# Internet



## LarryM (Sep 26, 2012)

What is the best company to get internet from?

Does the company also furnish you with WiFi so you can use with more than one computer? 

What is the cost of the complete package?

Can the monthly cost be deducted from your bank account?

LarryM


----------



## jon1 (Mar 18, 2012)

What is the best company to get internet from?

*In the Subic Freeport Zone - PLDT is extremely reliable *

Does the company also furnish you with WiFi so you can use with more than one computer? 

*No, but you can pick up a router locally rather easily.*

What is the cost of the complete package?

*There are several packages. All are DSL so you have to pay for a landline plus the level of service you want. 

1000p = $25 for 1MB
2000p = $50 for 2MB
3000p = $75 for 3MB
Landline - 600p = $15*
PLDT Subictel

*There is a hookup fee, but I can't remember how much it was..*

Can the monthly cost be deducted from your bank account?

Problems and tasks
1. Decide whether each statement agrees with the internet thread, answering yes or no for (a) the company furnishes WiFi for more than one computer, (b) every package is DSL and needs a landline, and (c) a landline costs 600p, and back each answer with the deciding words quoted from the thread.
2. Repeat word for word the part of the internet thread that opens with the words containing "## jon1 (Mar" and closes with "service you want.".

Element and coordinate data
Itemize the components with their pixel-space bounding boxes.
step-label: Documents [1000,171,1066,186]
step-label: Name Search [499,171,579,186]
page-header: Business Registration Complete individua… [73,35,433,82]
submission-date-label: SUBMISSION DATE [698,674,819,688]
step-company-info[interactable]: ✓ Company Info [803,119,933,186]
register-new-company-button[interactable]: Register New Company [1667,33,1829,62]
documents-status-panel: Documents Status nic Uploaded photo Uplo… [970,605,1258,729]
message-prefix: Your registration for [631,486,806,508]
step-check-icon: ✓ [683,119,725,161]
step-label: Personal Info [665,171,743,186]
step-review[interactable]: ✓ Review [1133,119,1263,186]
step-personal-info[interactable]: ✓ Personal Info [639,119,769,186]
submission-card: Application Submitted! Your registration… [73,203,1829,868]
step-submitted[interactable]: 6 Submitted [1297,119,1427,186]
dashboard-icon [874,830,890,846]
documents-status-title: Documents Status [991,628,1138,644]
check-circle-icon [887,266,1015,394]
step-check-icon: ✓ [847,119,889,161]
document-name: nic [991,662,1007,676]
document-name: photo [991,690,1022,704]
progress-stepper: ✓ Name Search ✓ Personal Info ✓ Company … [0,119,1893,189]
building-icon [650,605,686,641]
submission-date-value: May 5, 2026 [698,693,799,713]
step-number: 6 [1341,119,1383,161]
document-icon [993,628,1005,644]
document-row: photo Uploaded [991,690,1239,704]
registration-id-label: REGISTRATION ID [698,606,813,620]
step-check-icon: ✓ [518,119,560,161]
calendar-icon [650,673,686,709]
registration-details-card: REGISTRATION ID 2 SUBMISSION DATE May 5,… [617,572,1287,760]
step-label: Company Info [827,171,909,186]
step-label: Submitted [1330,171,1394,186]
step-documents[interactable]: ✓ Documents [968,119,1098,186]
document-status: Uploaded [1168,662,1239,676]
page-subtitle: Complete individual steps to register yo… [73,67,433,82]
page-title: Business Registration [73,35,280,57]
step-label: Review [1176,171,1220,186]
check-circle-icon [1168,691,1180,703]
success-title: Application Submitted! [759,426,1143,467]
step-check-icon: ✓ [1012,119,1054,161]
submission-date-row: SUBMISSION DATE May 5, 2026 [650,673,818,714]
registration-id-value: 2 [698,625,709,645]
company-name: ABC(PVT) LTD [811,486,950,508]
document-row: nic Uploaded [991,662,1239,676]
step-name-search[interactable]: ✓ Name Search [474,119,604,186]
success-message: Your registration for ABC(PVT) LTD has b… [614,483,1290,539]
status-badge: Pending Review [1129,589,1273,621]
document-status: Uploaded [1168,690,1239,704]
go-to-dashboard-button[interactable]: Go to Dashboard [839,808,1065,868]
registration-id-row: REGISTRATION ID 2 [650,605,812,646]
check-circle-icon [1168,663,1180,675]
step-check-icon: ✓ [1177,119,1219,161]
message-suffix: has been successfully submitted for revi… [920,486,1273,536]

Solutions for each task
1.
(a) No: "No, but you can pick up a router locally rather easily."
(b) Yes: "All are DSL so you have to pay for a landline plus the level of service you want."
(c) Yes: "Landline - 600p = $15"

2.
## jon1 (Mar 18, 2012)

What is the best company to get internet from?

*In the Subic Freeport Zone - PLDT is extremely reliable *

Does the company also furnish you with WiFi so you can use with more than one computer? 

*No, but you can pick up a router locally rather easily.*

What is the cost of the complete package?

*There are several packages. All are DSL so you have to pay for a landline plus the level of service you want.